> [What the task asks] Write what comes next in the post below on leadership and the Unlimited commissioning program for disabled artists, starting right after its last sentence.

> [Excerpted text]
+++
Producers and Curators : The Legacy of Power and Knowledge
Earlier this year I did a Clore Intensive – a 2-week residential course for leaders in the cultural sector. This course has allowed me to think differently about things. About many things in fact, particularly to do with leadership and the cultural sector. So it kind of did what it said on the tin – which was, and is, great.
I am an aspiring leader at the beginning of this journey – still, a solo freelance artist so a limited in leadership opportunities in the traditional sense.
I know what my leadership style is, who I get on better with, who I find particularly difficult to get on – professionally and ‘type wise’ according to which ever systemic thinking you choose to use. It wasn’t just professional development – it never is on these courses – and let’s face it if after 2 weeks on an intensive residential course you have no more insight than with which you came, then you must have been sleeping with your eyes open or you weren’t really present.
So I learnt a lot. No surprise that I clearly entered the course as a Northerner with two huge chips on his shoulders – around class, northerness, southerness, privilege, elitism, exclusion, power – just for starters. I realised these had driven me but were now holding me back. This also afforded me the opportunity to think about my deficits, of which there are many. I am good at getting people on the bus with my enthusiasm, I am definitely not a person who is good at figures or dotting the I’s. I am also someone who finds it hard not to wear their heart on their sleeve, I tend to shoot from the hip and therefore I tend not to be the most strategic person in the world. My passion gets in the way of politics. To this end I always have in the back of my mind, will I ever work again, am I on the list of being difficult to work with, have I just shot myself in the foot again?
One of the things I have been thinking about recently is Unlimited. It is an amazing program and currently has a call out for expressions of interest. There really is nothing like Unlimited as a commissioner of disabled artists who make, or want to make, high-quality work. Unfortunately, this program is due to close in 2020. I guess all good things have to come to an end. It begs the question ‘Is there artistic life and opportunities for disabled artists after Unlimited’?
+++
> [Stored records]
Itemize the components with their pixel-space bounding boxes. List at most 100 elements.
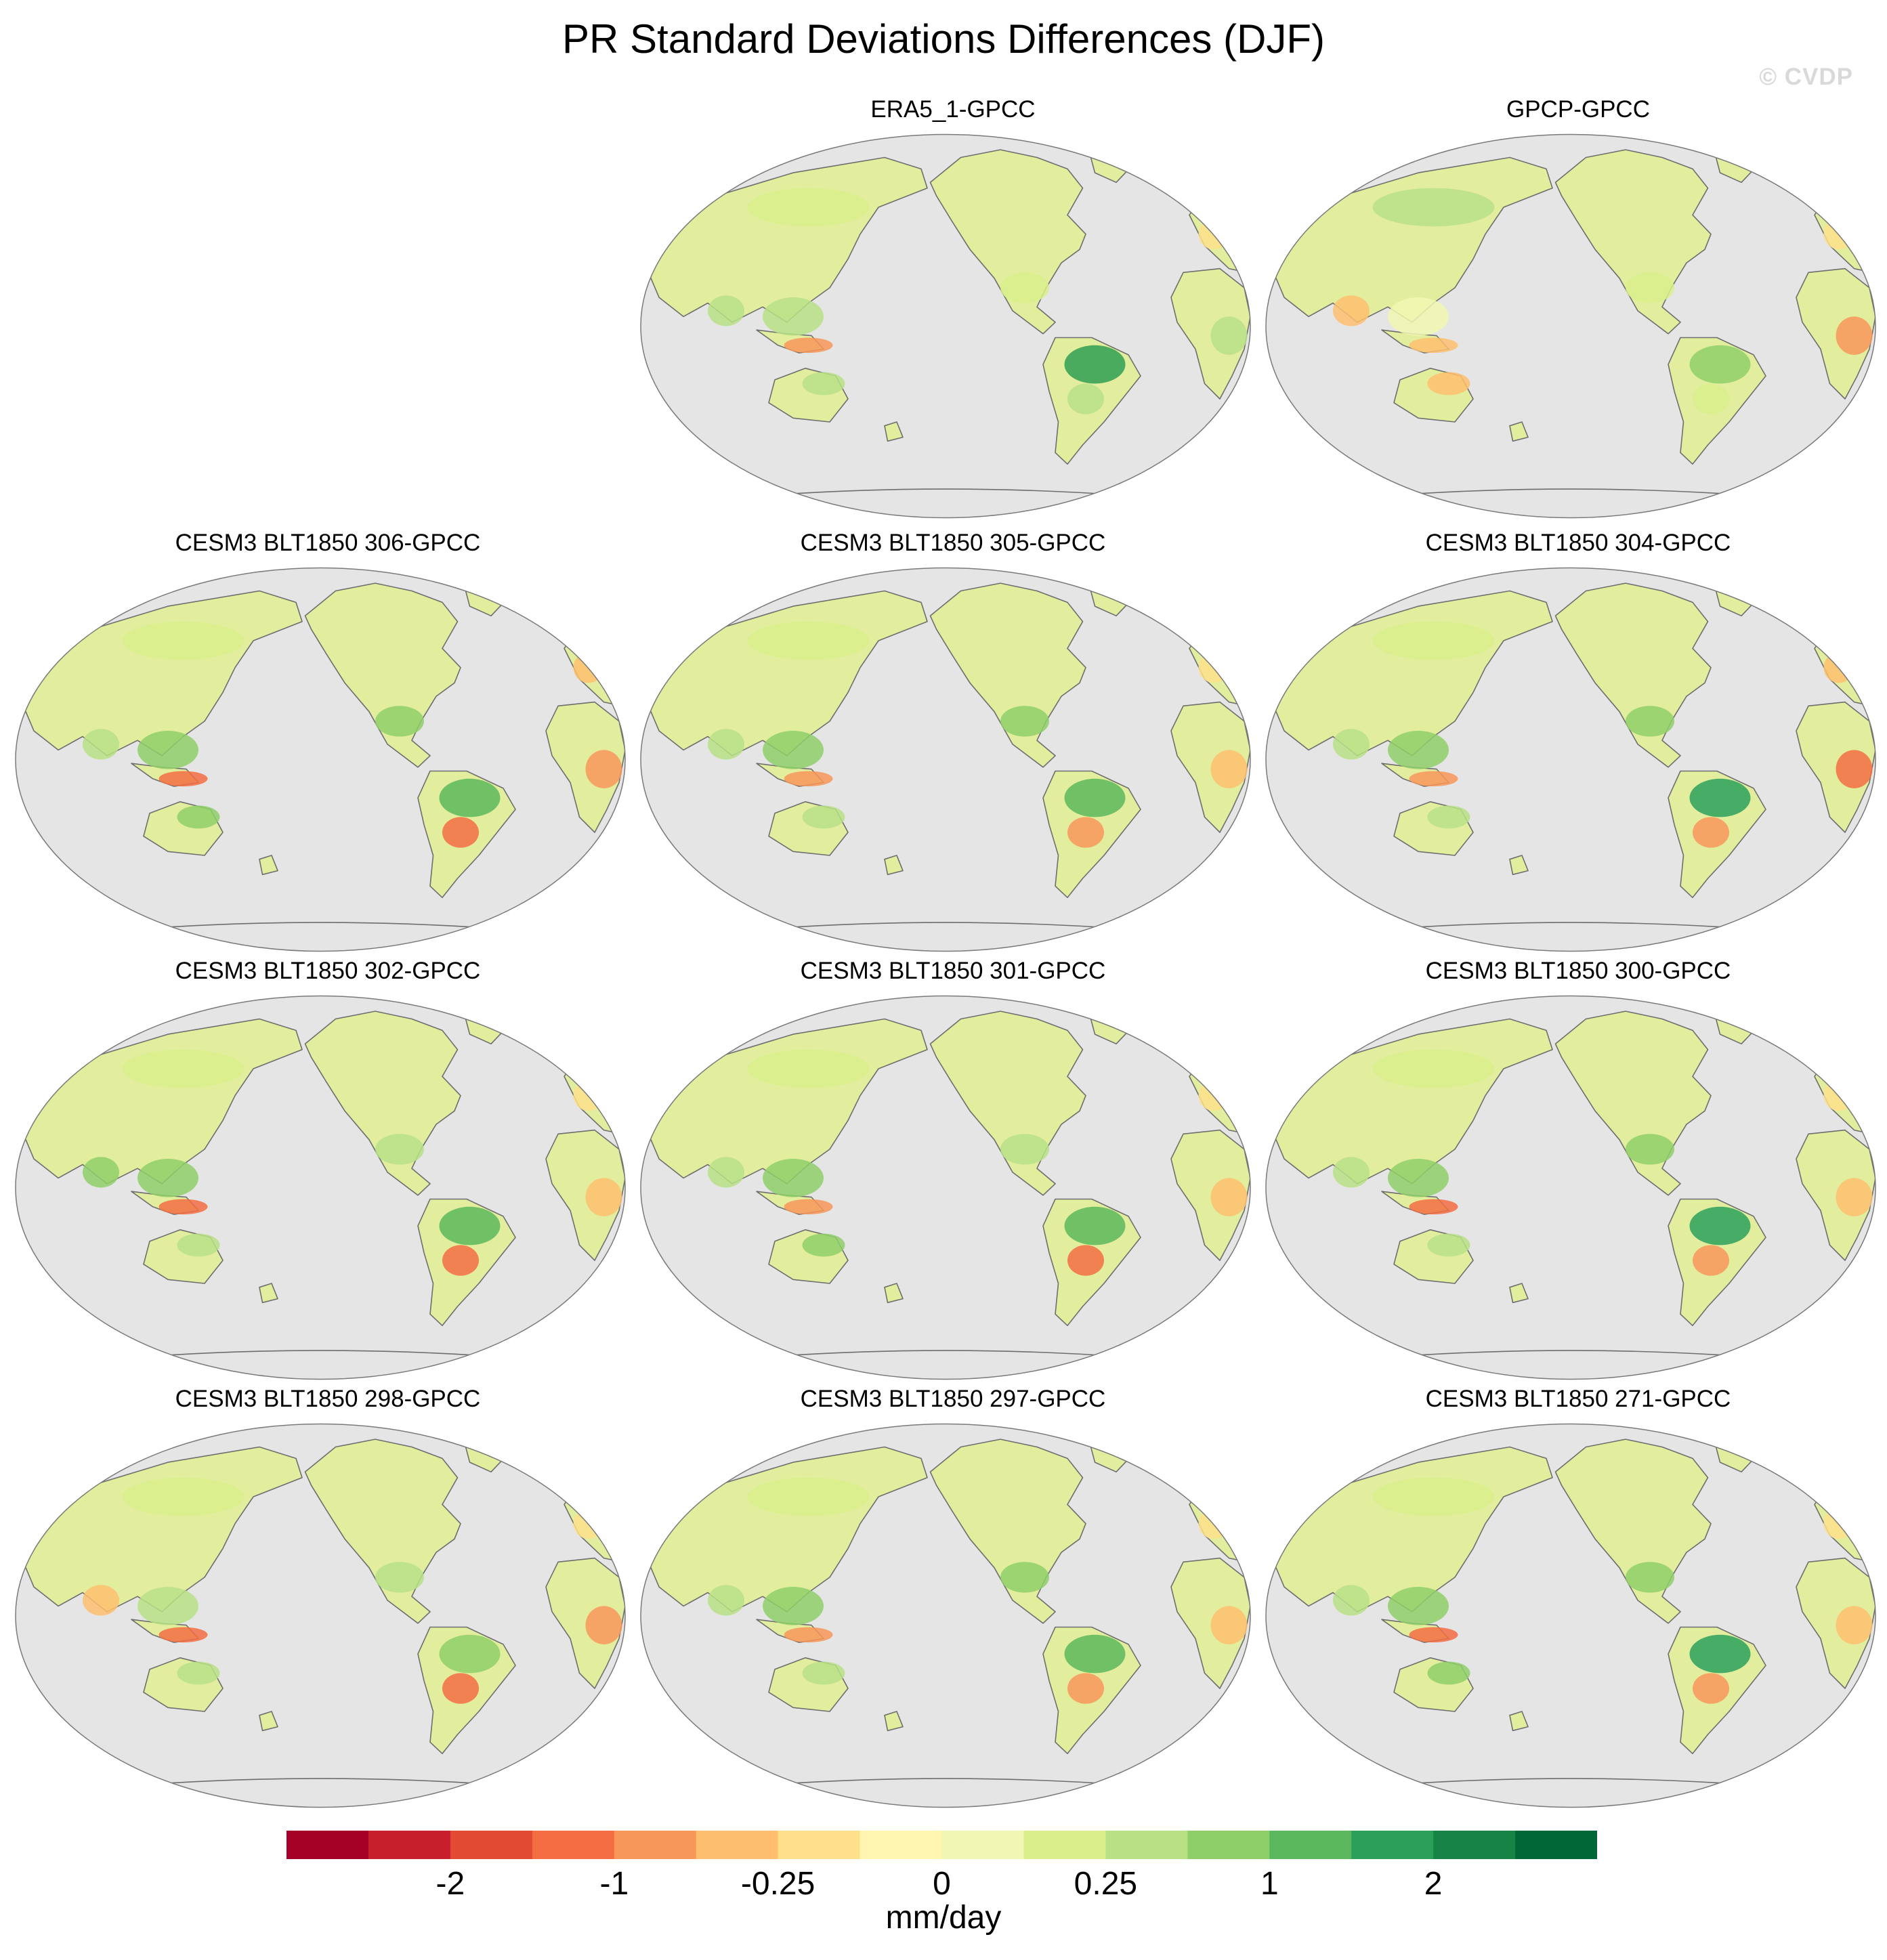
land-africa: [1170, 1557, 1250, 1689]
colorbar-tick-label: 2: [1424, 1866, 1443, 1902]
map-panel: CESM3 BLT1850 297-GPCC: [637, 1386, 1269, 1820]
anomaly-seasia: [1388, 731, 1449, 769]
anomaly-indonesia: [1409, 771, 1458, 787]
watermark: © CVDP: [1759, 64, 1853, 90]
anomaly-amazon: [1064, 345, 1126, 384]
land-africa: [1796, 701, 1875, 833]
anomaly-siberia: [1372, 1049, 1495, 1088]
colorbar-swatch: [287, 1831, 369, 1859]
anomaly-eusa: [1000, 1562, 1049, 1593]
land-newzealand: [884, 421, 904, 442]
world-map: [640, 133, 1251, 519]
land-newzealand: [1509, 1711, 1529, 1732]
land-africa: [1796, 1129, 1875, 1261]
colorbar-swatch: [778, 1831, 861, 1859]
anomaly-neaustralia: [1427, 1233, 1470, 1257]
anomaly-amazon: [1064, 1206, 1126, 1245]
map-panel: CESM3 BLT1850 298-GPCC: [12, 1386, 643, 1820]
anomaly-siberia: [122, 1477, 245, 1516]
land-newzealand: [884, 855, 904, 876]
land-africa: [545, 1129, 625, 1261]
anomaly-india: [1333, 729, 1370, 760]
anomaly-amazon: [1064, 1634, 1126, 1674]
colorbar-swatch: [1433, 1831, 1516, 1859]
land-namerica: [929, 582, 1086, 768]
anomaly-siberia: [747, 188, 870, 227]
land-namerica: [1554, 1010, 1712, 1196]
anomaly-sebrazil: [442, 1673, 479, 1704]
anomaly-india: [708, 729, 744, 760]
anomaly-eusa: [1000, 272, 1049, 303]
anomaly-indonesia: [784, 1627, 833, 1643]
anomaly-eusa: [1000, 1134, 1049, 1165]
anomaly-indonesia: [158, 771, 208, 787]
map-panel: CESM3 BLT1850 304-GPCC: [1263, 530, 1887, 964]
anomaly-india: [1333, 295, 1370, 326]
anomaly-eusa: [1626, 272, 1674, 303]
anomaly-siberia: [1372, 1477, 1495, 1516]
anomaly-westafrica: [585, 1606, 622, 1644]
map-border: [640, 1423, 1251, 1808]
anomaly-amazon: [1689, 1634, 1751, 1674]
colorbar-tick-label: 0: [933, 1866, 951, 1902]
anomaly-indonesia: [158, 1199, 208, 1215]
anomaly-seasia: [1388, 1587, 1449, 1625]
anomaly-seasia: [763, 731, 824, 769]
map-border: [640, 567, 1251, 952]
panel-title: CESM3 BLT1850 304-GPCC: [1425, 530, 1731, 556]
anomaly-amazon: [439, 1206, 501, 1245]
land-newzealand: [884, 1711, 904, 1732]
anomaly-siberia: [1372, 188, 1495, 227]
land-newzealand: [259, 855, 278, 876]
colorbar-swatch: [1515, 1831, 1597, 1859]
anomaly-neaustralia: [177, 1233, 220, 1257]
anomaly-eusa: [1000, 706, 1049, 737]
map-border: [15, 1423, 626, 1808]
anomaly-seasia: [1388, 297, 1449, 336]
land-namerica: [929, 1010, 1086, 1196]
world-map: [15, 995, 626, 1380]
world-map: [15, 1423, 626, 1808]
anomaly-eusa: [375, 706, 424, 737]
anomaly-seasia: [1388, 1159, 1449, 1197]
map-panel: CESM3 BLT1850 300-GPCC: [1263, 958, 1887, 1392]
anomaly-seasia: [763, 1159, 824, 1197]
anomaly-eusa: [1626, 1562, 1674, 1593]
colorbar-swatch: [1105, 1831, 1188, 1859]
anomaly-sebrazil: [1693, 1245, 1729, 1276]
anomaly-neaustralia: [177, 1661, 220, 1685]
anomaly-amazon: [1689, 345, 1751, 384]
anomaly-indonesia: [158, 1627, 208, 1643]
panel-title: CESM3 BLT1850 306-GPCC: [175, 530, 481, 556]
map-border: [1265, 133, 1876, 519]
anomaly-westafrica: [585, 1178, 622, 1216]
colorbar-swatch: [1187, 1831, 1270, 1859]
land-africa: [1796, 1557, 1875, 1689]
land-namerica: [1554, 582, 1712, 768]
anomaly-india: [1333, 1157, 1370, 1188]
anomaly-sebrazil: [1693, 383, 1729, 414]
anomaly-neaustralia: [802, 372, 845, 396]
anomaly-siberia: [747, 1049, 870, 1088]
anomaly-indonesia: [784, 771, 833, 787]
map-border: [1265, 995, 1876, 1380]
land-africa: [545, 701, 625, 833]
anomaly-india: [83, 1585, 119, 1616]
anomaly-india: [1333, 1585, 1370, 1616]
colorbar-tick-label: 1: [1260, 1866, 1279, 1902]
anomaly-amazon: [439, 1634, 501, 1674]
land-newzealand: [259, 1283, 278, 1304]
colorbar-swatch: [941, 1831, 1024, 1859]
panel-title: CESM3 BLT1850 297-GPCC: [800, 1386, 1106, 1412]
anomaly-westafrica: [1836, 750, 1873, 788]
colorbar-swatch: [532, 1831, 615, 1859]
land-africa: [1170, 1129, 1250, 1261]
map-panel: CESM3 BLT1850 301-GPCC: [637, 958, 1269, 1392]
anomaly-sebrazil: [1067, 817, 1104, 848]
map-border: [15, 567, 626, 952]
map-border: [1265, 567, 1876, 952]
land-namerica: [929, 1439, 1086, 1624]
colorbar-tick-label: -2: [436, 1866, 465, 1902]
anomaly-westafrica: [1836, 1606, 1873, 1644]
anomaly-siberia: [747, 621, 870, 660]
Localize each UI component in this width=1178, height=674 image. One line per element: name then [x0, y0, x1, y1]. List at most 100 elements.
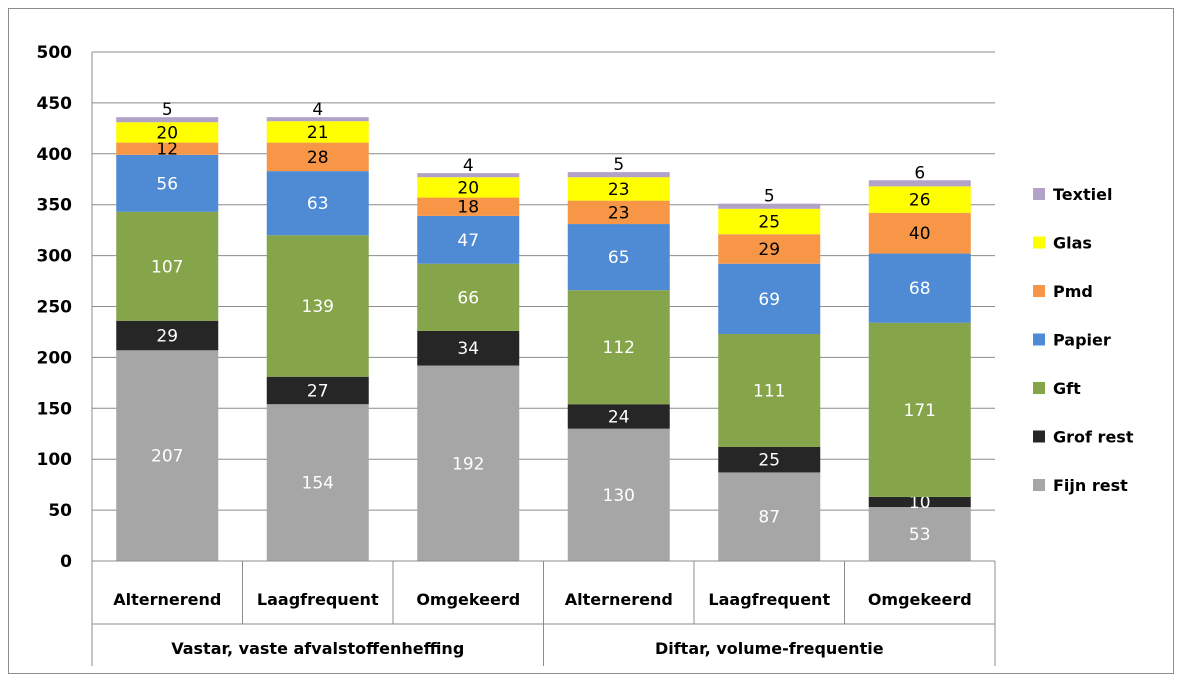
bar-segment-gft	[116, 211, 219, 321]
data-label: 130	[603, 486, 635, 506]
legend-label: Papier	[1053, 331, 1111, 350]
bar-segment-grof-rest	[266, 376, 369, 405]
data-label: 47	[457, 231, 479, 251]
legend: Textiel Glas Pmd Papier Gft Grof rest Fijn res…	[1033, 185, 1134, 495]
data-label: 192	[452, 454, 484, 474]
data-label: 10	[909, 493, 931, 513]
data-label: 40	[909, 224, 931, 244]
legend-swatch-textiel	[1033, 188, 1045, 200]
bar-segment-fijn-rest	[567, 428, 670, 561]
data-label: 56	[156, 174, 178, 194]
y-tick-label: 200	[37, 348, 73, 368]
bar-segment-grof-rest	[868, 496, 971, 508]
legend-label: Fijn rest	[1053, 476, 1128, 495]
legend-label: Pmd	[1053, 282, 1093, 301]
x-category-label: Omgekeerd	[868, 590, 972, 609]
data-label: 34	[457, 339, 479, 359]
bar-segment-textiel	[567, 172, 670, 178]
data-label: 12	[156, 140, 178, 160]
y-tick-label: 300	[37, 247, 73, 267]
data-label: 20	[156, 123, 178, 143]
legend-swatch-gft	[1033, 382, 1045, 394]
data-label: 26	[909, 191, 931, 211]
legend-swatch-pmd	[1033, 285, 1045, 297]
legend-swatch-papier	[1033, 333, 1045, 346]
x-category-label: Omgekeerd	[416, 590, 520, 609]
bar-segment-pmd	[116, 142, 219, 155]
bar-segment-textiel	[718, 203, 821, 209]
bar-segment-grof-rest	[718, 446, 821, 473]
bar-segment-textiel	[417, 173, 520, 178]
legend-swatch-glas	[1033, 236, 1045, 249]
data-label: 5	[162, 100, 173, 120]
data-label: 112	[603, 338, 635, 358]
legend-label: Textiel	[1053, 185, 1112, 204]
data-label: 111	[753, 381, 785, 401]
bar-segment-textiel	[116, 117, 219, 123]
bar-segment-pmd	[567, 200, 670, 225]
data-label: 87	[758, 508, 780, 528]
bar-segment-glas	[266, 121, 369, 143]
data-label: 24	[608, 407, 630, 427]
bar-segment-fijn-rest	[266, 404, 369, 561]
y-tick-label: 100	[37, 450, 73, 470]
data-label: 28	[307, 148, 329, 168]
data-label: 5	[764, 187, 775, 207]
bar-segment-grof-rest	[567, 404, 670, 429]
bar-segment-pmd	[417, 197, 520, 216]
bar-segment-pmd	[266, 142, 369, 172]
y-tick-label: 350	[37, 196, 73, 216]
x-group-label: Vastar, vaste afvalstoffenheffing	[171, 639, 464, 658]
x-category-label: Alternerend	[113, 590, 221, 609]
legend-label: Grof rest	[1053, 428, 1134, 447]
data-label: 65	[608, 248, 630, 268]
bar-segment-papier	[266, 171, 369, 236]
x-category-label: Laagfrequent	[708, 590, 830, 609]
data-label: 20	[457, 178, 479, 198]
x-group-label: Diftar, volume-frequentie	[655, 639, 884, 658]
y-tick-label: 250	[37, 298, 73, 318]
data-label: 63	[307, 194, 329, 214]
bar-segment-gft	[718, 333, 821, 447]
bar-segment-papier	[868, 253, 971, 323]
data-label: 18	[457, 198, 479, 218]
y-tick-label: 500	[37, 43, 73, 63]
data-label: 107	[151, 257, 183, 277]
bar-segment-papier	[417, 215, 520, 264]
y-tick-label: 450	[37, 94, 73, 114]
bar-segment-glas	[567, 177, 670, 201]
data-label: 139	[302, 297, 334, 317]
data-label: 29	[758, 240, 780, 260]
data-label: 66	[457, 288, 479, 308]
bar-segment-textiel	[868, 180, 971, 187]
data-label: 207	[151, 447, 183, 467]
x-category-label: Laagfrequent	[257, 590, 379, 609]
bar-segment-grof-rest	[417, 330, 520, 366]
legend-swatch-fijn-rest	[1033, 479, 1045, 491]
y-tick-label: 400	[37, 145, 73, 165]
data-label: 171	[904, 401, 936, 421]
bar-segment-gft	[266, 235, 369, 377]
bar-segment-papier	[567, 224, 670, 291]
bar-segment-textiel	[266, 117, 369, 122]
grid-layer	[92, 51, 995, 511]
bar-segment-papier	[718, 263, 821, 334]
bar-segment-gft	[868, 322, 971, 497]
bar-segment-papier	[116, 154, 219, 212]
data-label: 6	[914, 163, 925, 183]
data-label: 5	[613, 155, 624, 175]
data-label: 23	[608, 180, 630, 200]
data-label: 23	[608, 203, 630, 223]
data-label: 68	[909, 279, 931, 299]
bar-segment-glas	[116, 122, 219, 143]
bar-segment-fijn-rest	[417, 365, 520, 561]
legend-swatch-grof-rest	[1033, 430, 1045, 443]
bar-segment-grof-rest	[116, 320, 219, 351]
legend-label: Glas	[1053, 234, 1092, 253]
bar-segment-glas	[417, 177, 520, 198]
data-label: 4	[312, 100, 323, 120]
data-label: 25	[758, 451, 780, 471]
bar-segment-glas	[718, 208, 821, 235]
x-category-label: Alternerend	[565, 590, 673, 609]
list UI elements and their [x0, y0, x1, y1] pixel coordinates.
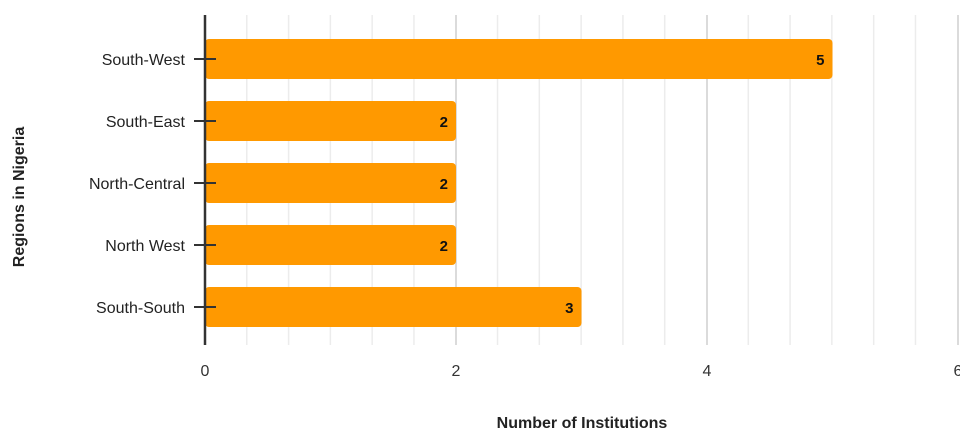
bar	[205, 39, 833, 79]
x-axis-title: Number of Institutions	[497, 415, 668, 430]
data-label: 2	[440, 114, 448, 131]
bars: 5 2 2 2 3	[205, 39, 833, 327]
axis-lines	[194, 15, 216, 345]
category-label: South-East	[106, 114, 186, 131]
x-tick-label: 4	[703, 363, 712, 380]
data-label: 3	[565, 300, 573, 317]
bar	[205, 287, 582, 327]
data-label: 5	[816, 52, 824, 69]
category-labels: South-West South-East North-Central North W…	[89, 52, 186, 317]
x-tick-label: 6	[954, 363, 960, 380]
category-label: South-South	[96, 300, 185, 317]
category-label: North West	[105, 238, 185, 255]
bar	[205, 101, 456, 141]
tick-labels: 0 2 4 6	[201, 363, 960, 380]
category-label: North-Central	[89, 176, 185, 193]
category-label: South-West	[102, 52, 186, 69]
data-label: 2	[440, 176, 448, 193]
bar	[205, 225, 456, 265]
bar	[205, 163, 456, 203]
x-tick-label: 0	[201, 363, 210, 380]
data-label: 2	[440, 238, 448, 255]
x-tick-label: 2	[452, 363, 461, 380]
y-axis-title: Regions in Nigeria	[11, 127, 28, 268]
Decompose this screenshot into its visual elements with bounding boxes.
+++
> [Written answer]
I hope the answer is yes. I know that the ecology for performance is comparatively healthy. This is due, in part, to the investment in time and money to ensure that there has, and is a, rigorous process of critical dialogue within the areas of dance and performance by disabled artists or disabled led companies. As I often say, mainstream theatres across the land are much happier now than they were to put on such work because they successfully sell, and often sell out, to mainstream audiences who want to see good work. My dissatisfaction that this is not the case for the visual arts is well documented. I do not want to tread that path again here.
What concerns me here is legacy. What happens after 2020 when the team behind Unlimited hang their commissioning coats up and leave the proverbial smoky back room speakeasies for the last time, closing the doors and calling time on the organic orange juice and vol-au-vents?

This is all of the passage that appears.